Collected data:
==============================
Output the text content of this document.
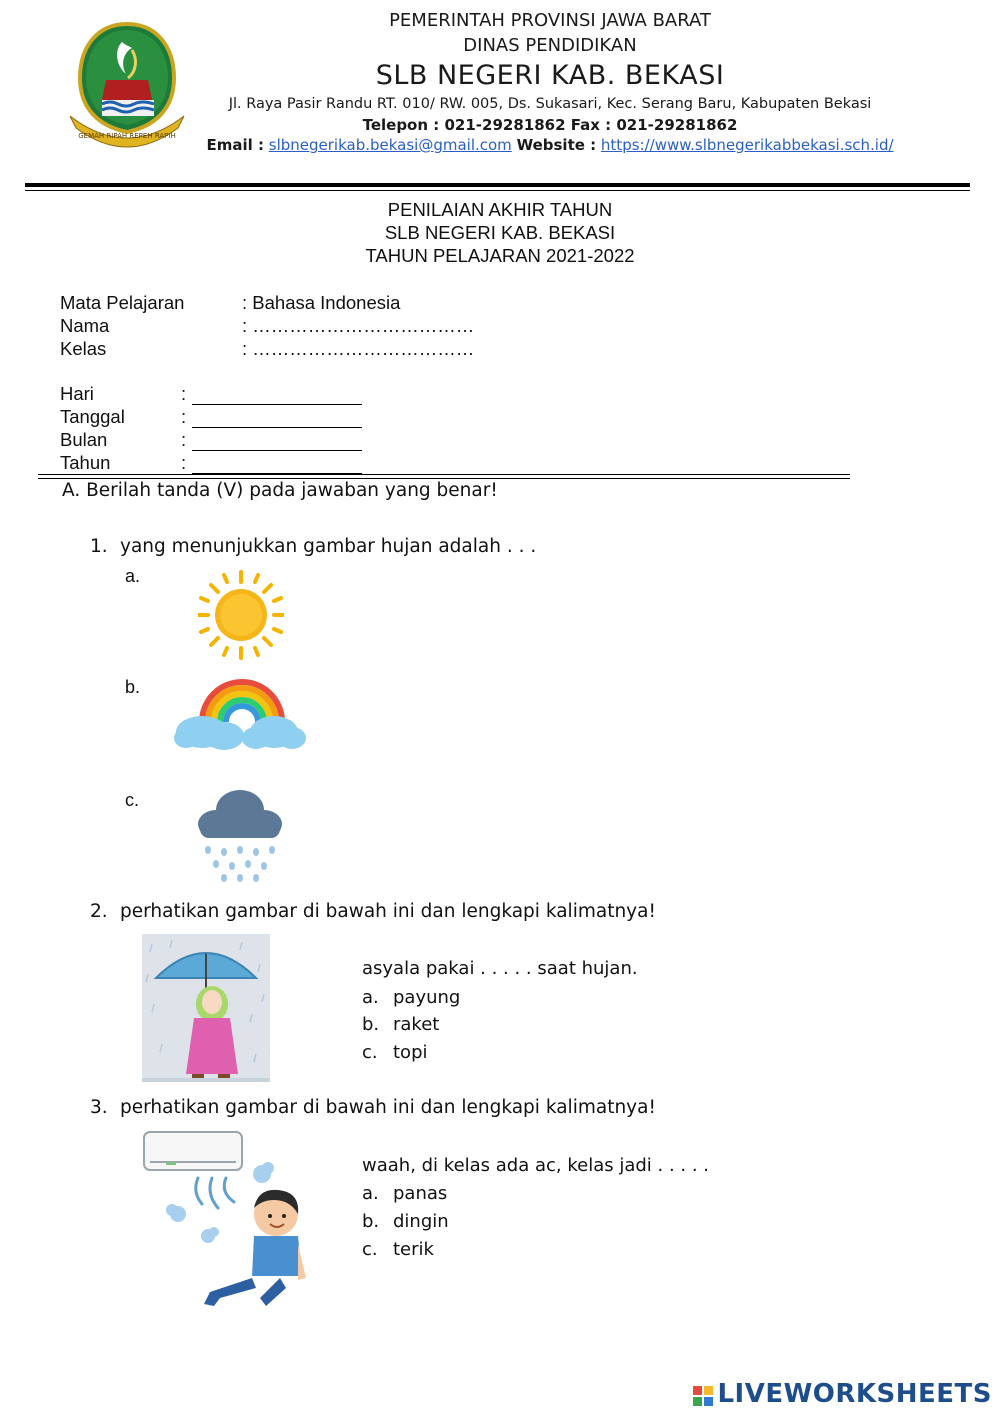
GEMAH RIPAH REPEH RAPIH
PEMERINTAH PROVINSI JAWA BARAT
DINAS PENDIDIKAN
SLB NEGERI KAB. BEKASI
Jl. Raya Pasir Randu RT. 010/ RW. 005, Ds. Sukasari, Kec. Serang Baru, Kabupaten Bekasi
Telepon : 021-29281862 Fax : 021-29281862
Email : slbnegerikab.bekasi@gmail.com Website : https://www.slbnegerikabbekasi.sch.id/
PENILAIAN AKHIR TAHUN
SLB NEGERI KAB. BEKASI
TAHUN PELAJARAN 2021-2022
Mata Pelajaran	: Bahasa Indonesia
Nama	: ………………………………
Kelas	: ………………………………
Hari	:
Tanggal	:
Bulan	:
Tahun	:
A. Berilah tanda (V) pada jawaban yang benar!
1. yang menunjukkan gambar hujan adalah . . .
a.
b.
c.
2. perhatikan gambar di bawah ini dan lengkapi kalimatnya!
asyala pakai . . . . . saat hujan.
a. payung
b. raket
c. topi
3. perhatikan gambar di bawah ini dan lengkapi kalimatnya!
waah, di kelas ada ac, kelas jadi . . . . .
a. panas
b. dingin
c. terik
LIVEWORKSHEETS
==============================
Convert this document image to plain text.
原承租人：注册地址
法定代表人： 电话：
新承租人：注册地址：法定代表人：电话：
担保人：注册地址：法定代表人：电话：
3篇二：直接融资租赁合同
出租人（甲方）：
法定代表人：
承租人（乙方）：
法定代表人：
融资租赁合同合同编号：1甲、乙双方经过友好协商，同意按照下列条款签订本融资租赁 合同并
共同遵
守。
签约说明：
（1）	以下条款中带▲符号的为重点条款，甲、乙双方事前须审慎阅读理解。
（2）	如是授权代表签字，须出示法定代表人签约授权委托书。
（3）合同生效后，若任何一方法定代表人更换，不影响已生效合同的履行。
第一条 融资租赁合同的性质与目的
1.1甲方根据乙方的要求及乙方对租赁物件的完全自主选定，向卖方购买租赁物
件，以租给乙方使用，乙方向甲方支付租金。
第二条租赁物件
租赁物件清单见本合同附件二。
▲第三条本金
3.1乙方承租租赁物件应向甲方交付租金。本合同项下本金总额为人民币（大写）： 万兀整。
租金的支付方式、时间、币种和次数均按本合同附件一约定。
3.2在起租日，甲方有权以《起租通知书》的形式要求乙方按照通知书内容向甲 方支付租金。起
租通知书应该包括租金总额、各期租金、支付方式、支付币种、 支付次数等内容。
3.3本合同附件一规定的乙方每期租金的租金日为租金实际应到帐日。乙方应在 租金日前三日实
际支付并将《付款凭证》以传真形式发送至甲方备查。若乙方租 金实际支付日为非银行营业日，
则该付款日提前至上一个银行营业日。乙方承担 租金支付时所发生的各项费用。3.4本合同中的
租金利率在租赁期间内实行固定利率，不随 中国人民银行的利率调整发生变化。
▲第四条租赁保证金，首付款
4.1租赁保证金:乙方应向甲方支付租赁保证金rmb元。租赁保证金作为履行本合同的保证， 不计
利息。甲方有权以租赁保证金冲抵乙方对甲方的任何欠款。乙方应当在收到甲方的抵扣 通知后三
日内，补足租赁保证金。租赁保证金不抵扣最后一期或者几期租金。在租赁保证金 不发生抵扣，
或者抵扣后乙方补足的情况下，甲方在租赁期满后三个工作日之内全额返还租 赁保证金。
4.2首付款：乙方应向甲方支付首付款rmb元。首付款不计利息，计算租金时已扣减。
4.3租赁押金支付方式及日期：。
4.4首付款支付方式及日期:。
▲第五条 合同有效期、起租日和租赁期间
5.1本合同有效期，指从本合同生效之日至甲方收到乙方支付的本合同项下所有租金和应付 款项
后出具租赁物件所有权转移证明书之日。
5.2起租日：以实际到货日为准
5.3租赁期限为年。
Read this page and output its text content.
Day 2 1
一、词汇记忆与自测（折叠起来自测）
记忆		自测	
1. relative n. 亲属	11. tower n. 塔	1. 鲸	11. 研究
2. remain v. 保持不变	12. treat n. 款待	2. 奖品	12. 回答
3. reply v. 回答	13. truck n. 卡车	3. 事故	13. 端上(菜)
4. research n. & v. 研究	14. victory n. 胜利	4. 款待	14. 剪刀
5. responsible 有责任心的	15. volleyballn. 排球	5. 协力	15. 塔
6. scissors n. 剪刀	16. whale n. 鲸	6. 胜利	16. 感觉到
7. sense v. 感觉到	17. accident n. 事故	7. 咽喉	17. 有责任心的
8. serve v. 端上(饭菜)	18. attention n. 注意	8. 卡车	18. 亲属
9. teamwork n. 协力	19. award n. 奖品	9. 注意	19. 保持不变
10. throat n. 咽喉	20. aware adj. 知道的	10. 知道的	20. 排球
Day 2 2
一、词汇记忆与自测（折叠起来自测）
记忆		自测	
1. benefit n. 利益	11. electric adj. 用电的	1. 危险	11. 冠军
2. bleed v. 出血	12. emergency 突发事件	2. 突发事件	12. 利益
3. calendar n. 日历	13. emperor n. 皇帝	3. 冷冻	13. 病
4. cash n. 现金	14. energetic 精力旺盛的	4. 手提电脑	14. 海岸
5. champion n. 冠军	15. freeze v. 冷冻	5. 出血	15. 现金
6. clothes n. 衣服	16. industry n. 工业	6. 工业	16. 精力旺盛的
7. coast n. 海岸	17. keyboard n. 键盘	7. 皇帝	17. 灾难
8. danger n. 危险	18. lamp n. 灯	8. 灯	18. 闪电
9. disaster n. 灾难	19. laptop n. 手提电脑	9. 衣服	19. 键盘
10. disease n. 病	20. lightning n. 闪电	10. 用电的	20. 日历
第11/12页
==============================
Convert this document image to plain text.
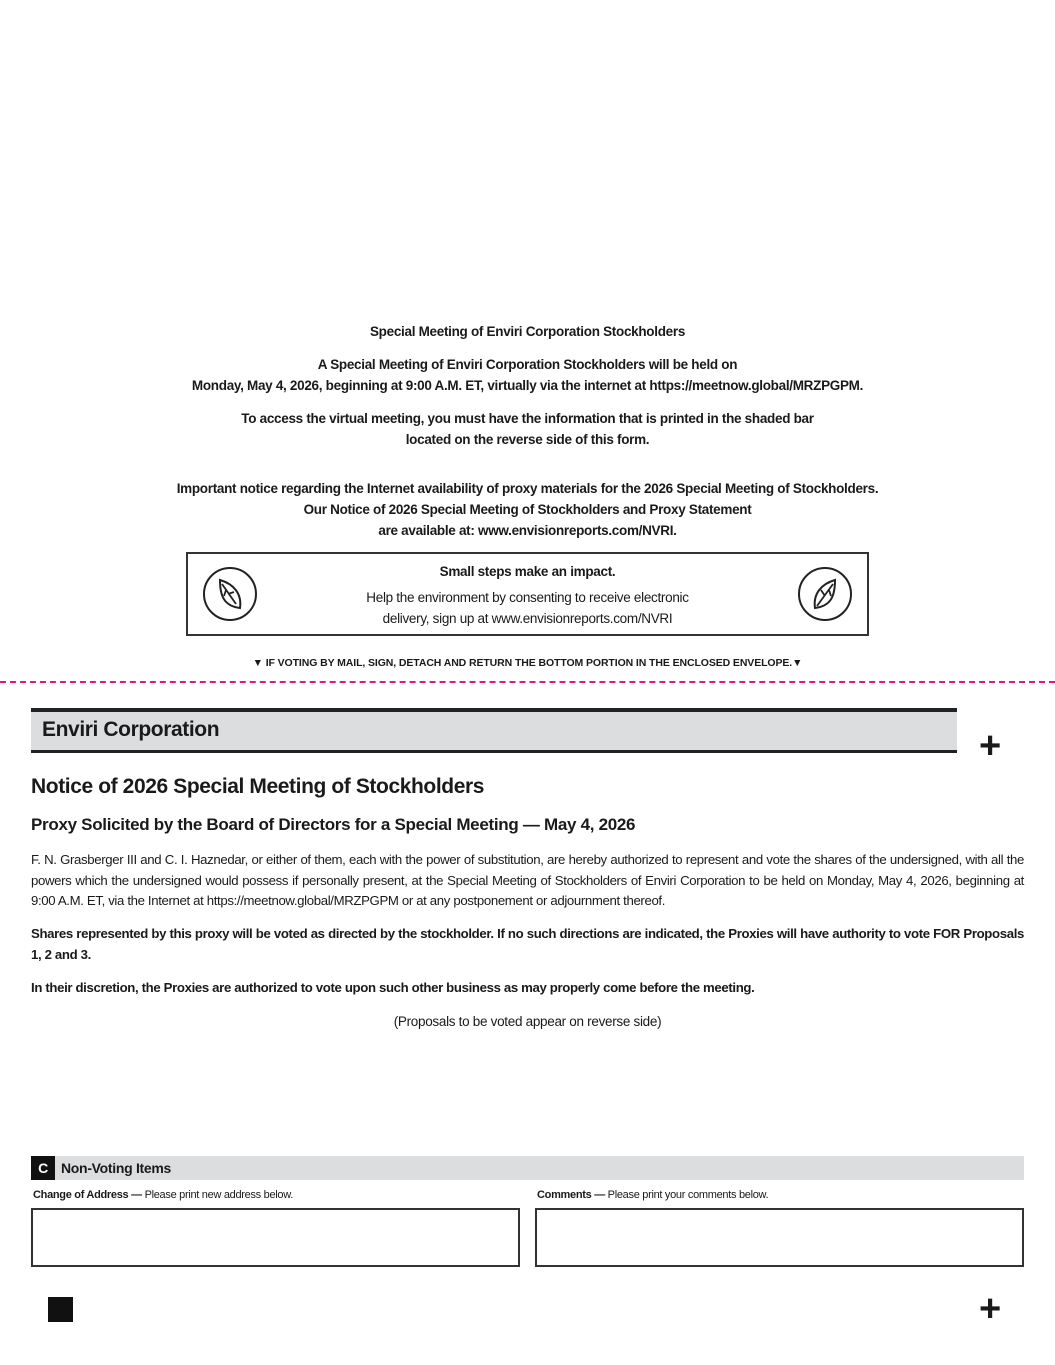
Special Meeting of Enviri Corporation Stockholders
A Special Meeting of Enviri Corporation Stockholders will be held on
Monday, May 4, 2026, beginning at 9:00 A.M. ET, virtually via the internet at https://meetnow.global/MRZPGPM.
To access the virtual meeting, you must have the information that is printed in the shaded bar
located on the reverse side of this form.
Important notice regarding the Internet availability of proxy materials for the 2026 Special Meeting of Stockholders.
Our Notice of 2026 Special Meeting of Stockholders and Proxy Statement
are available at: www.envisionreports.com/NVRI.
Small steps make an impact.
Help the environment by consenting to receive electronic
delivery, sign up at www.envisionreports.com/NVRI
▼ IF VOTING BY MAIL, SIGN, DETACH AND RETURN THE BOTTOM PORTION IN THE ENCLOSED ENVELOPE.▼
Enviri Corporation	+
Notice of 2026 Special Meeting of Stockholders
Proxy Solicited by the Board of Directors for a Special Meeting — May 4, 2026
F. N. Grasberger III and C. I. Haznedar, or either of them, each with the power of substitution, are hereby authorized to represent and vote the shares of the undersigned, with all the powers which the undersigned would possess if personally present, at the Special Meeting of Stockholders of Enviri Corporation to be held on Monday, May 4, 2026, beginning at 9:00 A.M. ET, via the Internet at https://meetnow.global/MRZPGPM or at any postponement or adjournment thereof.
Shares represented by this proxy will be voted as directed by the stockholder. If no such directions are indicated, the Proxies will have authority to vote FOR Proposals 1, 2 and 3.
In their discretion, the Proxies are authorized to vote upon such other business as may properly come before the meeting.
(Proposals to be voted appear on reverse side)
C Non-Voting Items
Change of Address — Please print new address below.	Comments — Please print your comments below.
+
==============================
_Set exercise_
Your answer should be a single number: the count of lines holding the word "手提电脑".

_Written solution_
2